Aim> Scan the listing below. Report each line that includes "security".

=== Record list ===

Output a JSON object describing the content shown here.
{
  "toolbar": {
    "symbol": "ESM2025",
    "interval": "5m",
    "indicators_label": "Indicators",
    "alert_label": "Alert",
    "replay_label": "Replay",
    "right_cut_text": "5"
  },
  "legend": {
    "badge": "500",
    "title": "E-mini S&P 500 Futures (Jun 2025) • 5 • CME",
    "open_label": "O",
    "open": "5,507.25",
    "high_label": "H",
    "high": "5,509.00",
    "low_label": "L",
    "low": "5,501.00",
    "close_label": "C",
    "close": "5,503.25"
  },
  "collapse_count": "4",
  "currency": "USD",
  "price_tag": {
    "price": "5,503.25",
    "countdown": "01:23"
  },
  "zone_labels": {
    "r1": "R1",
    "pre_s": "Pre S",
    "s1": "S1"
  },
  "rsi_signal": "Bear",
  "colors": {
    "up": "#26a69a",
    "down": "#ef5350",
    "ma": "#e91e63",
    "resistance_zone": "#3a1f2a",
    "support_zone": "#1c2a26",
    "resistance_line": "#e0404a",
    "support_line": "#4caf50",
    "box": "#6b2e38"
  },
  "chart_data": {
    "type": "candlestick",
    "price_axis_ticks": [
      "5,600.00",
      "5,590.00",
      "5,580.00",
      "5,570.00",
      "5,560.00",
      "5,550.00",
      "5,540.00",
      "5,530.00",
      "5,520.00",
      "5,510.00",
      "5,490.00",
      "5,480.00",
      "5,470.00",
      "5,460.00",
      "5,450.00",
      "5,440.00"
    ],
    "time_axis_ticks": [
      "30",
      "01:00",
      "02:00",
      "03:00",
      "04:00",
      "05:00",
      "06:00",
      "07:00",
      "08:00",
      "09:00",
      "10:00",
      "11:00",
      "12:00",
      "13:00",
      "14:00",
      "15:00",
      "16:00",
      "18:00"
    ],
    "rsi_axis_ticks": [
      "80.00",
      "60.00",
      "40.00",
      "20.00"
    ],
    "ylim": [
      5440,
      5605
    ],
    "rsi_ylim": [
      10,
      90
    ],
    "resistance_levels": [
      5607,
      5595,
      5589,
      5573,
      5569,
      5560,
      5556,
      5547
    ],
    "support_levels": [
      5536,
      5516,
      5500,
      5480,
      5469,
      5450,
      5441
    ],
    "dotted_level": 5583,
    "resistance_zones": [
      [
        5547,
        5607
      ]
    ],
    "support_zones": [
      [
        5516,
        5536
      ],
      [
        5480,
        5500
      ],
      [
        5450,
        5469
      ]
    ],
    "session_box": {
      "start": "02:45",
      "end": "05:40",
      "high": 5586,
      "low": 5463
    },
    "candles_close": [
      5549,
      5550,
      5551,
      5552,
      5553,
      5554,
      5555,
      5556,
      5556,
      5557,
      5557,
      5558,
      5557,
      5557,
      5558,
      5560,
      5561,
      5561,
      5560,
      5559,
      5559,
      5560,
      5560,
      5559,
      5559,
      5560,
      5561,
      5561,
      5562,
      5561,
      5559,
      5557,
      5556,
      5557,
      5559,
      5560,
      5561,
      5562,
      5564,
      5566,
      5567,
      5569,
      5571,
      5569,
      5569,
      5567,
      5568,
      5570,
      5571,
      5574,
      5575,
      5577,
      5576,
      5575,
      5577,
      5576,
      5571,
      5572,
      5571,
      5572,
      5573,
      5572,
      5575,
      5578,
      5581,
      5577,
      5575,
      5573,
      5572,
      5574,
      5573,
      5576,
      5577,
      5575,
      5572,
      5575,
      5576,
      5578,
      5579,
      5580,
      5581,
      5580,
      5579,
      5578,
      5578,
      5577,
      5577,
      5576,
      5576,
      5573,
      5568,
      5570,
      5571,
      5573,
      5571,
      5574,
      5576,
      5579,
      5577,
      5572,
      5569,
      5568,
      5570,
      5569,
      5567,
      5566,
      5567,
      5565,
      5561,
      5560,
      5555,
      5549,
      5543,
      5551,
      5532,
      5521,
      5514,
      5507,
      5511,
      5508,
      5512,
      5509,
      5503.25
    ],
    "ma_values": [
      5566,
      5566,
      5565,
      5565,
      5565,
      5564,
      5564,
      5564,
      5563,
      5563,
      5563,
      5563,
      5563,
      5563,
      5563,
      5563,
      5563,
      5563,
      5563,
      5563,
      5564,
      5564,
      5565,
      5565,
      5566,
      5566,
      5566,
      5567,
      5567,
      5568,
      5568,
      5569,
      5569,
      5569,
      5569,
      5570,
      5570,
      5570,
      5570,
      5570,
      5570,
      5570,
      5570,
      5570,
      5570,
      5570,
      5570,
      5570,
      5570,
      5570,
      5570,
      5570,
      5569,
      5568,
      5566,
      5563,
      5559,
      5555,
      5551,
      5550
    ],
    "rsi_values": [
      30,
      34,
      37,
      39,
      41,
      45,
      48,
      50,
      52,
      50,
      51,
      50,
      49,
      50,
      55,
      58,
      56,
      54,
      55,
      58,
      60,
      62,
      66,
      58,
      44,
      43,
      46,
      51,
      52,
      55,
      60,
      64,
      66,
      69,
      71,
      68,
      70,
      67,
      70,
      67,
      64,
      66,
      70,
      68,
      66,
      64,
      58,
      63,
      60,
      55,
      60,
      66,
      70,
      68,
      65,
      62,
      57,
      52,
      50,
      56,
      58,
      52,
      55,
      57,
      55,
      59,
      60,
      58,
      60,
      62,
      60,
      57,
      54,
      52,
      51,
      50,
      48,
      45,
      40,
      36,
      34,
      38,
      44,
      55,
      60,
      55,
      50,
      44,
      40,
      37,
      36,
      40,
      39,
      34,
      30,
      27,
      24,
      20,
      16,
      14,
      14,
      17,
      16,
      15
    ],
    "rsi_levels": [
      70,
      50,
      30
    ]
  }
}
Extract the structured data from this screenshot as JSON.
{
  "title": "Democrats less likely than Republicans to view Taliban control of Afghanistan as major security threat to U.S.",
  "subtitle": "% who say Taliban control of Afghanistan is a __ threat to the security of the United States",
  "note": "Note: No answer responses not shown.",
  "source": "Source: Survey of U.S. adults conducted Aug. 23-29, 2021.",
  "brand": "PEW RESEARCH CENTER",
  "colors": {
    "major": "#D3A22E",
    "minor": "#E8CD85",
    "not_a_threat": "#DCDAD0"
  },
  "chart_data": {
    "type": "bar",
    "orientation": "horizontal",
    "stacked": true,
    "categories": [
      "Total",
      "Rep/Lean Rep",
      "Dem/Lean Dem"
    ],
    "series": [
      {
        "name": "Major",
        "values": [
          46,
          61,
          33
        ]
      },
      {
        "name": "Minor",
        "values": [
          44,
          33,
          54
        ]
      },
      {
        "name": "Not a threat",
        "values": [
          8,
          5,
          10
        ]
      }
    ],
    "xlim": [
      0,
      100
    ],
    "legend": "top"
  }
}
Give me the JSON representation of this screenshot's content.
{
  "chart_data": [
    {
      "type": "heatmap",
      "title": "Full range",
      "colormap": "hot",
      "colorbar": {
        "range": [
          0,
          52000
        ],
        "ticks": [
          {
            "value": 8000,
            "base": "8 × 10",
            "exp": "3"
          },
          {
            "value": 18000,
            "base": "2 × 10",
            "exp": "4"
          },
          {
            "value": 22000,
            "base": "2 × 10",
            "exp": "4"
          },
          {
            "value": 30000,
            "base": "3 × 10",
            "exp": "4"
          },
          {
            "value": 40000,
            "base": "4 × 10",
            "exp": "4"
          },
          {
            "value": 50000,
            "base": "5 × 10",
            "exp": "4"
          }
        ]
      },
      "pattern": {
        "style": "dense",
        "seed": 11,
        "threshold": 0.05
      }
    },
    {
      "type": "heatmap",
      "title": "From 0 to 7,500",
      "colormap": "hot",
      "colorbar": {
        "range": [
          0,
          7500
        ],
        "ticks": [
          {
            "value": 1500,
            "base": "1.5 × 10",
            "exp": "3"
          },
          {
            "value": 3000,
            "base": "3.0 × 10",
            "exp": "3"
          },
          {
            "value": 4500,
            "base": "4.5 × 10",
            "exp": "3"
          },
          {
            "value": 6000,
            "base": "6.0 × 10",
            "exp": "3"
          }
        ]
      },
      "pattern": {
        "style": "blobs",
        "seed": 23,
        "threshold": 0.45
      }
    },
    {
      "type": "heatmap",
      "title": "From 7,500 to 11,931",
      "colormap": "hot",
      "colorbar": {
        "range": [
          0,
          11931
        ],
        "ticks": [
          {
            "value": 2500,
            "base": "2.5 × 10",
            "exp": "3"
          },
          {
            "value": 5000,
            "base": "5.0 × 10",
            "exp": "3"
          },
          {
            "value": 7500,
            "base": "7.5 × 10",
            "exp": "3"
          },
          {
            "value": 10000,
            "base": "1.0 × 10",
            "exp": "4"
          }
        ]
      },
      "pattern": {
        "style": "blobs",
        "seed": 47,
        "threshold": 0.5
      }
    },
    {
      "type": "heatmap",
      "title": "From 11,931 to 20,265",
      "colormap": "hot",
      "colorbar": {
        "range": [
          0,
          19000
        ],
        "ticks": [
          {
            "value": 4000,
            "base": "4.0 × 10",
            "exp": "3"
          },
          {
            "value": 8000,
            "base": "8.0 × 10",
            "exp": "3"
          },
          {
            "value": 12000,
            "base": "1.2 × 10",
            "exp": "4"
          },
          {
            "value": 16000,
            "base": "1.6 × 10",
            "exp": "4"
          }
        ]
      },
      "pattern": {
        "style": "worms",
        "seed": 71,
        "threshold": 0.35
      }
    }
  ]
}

===

Correct result>
  "title": "Democrats less likely than Republicans to view Taliban control of Afghanistan as major security threat to U.S.",
  "subtitle": "% who say Taliban control of Afghanistan is a __ threat to the security of the United States",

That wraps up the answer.